[Stored records]

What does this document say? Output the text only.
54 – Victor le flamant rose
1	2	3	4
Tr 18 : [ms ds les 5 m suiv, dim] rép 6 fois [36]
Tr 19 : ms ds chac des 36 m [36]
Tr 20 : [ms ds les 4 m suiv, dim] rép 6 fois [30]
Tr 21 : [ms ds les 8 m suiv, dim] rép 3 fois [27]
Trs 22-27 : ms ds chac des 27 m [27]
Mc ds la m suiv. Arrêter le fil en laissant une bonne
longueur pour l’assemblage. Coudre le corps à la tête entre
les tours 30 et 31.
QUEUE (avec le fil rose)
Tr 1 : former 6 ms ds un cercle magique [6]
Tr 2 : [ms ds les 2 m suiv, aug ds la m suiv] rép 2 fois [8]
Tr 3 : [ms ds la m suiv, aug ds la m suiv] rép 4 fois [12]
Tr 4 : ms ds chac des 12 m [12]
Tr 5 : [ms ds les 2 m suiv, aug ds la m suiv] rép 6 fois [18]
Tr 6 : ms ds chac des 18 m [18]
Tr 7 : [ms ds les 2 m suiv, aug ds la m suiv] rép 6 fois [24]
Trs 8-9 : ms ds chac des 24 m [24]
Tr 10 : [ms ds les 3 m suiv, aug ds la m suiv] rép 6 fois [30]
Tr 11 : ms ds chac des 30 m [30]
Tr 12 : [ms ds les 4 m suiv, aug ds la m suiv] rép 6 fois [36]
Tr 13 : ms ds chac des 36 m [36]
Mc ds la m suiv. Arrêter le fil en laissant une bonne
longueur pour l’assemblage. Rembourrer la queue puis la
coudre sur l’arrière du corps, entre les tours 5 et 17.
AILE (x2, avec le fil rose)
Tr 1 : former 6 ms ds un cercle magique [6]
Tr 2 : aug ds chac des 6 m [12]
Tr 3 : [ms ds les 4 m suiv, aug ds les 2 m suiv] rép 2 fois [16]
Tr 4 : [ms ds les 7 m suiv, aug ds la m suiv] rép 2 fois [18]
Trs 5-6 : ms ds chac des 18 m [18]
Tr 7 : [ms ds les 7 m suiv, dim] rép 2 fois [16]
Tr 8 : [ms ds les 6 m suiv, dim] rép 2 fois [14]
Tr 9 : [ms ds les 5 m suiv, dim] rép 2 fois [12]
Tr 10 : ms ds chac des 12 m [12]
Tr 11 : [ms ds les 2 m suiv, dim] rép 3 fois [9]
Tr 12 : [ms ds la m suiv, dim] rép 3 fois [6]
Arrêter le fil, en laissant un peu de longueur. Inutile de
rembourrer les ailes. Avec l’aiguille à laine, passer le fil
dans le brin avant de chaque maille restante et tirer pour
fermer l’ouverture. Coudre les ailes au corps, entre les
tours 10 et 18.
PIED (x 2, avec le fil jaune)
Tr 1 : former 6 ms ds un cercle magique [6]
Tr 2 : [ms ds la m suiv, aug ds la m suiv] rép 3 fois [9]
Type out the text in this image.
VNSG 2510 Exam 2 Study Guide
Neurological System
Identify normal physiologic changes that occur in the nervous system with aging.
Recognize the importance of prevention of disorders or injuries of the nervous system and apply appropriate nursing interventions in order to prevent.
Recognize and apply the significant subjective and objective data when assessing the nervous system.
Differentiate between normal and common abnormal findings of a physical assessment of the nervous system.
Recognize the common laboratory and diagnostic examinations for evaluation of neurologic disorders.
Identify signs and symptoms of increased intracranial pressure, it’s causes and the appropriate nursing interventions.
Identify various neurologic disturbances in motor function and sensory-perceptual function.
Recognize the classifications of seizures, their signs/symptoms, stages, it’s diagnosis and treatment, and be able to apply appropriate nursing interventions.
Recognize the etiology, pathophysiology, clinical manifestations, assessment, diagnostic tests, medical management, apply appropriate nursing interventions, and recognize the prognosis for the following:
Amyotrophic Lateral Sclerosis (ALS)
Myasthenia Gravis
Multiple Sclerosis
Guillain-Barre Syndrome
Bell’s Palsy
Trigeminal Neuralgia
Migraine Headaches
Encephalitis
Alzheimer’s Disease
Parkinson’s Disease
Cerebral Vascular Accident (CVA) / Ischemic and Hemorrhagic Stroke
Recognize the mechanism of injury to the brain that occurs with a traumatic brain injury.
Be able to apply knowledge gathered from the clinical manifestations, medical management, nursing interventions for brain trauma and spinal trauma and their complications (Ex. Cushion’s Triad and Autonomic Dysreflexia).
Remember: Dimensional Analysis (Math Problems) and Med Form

EXERCISE OBJECTIVE -> Search the listing above for the string "entre". Copy every line that contains it.

EXPECTED ANSWER ->
longueur pour l’assemblage. Coudre le corps à la tête entre
coudre sur l’arrière du corps, entre les tours 5 et 17.
fermer l’ouverture. Coudre les ailes au corps, entre les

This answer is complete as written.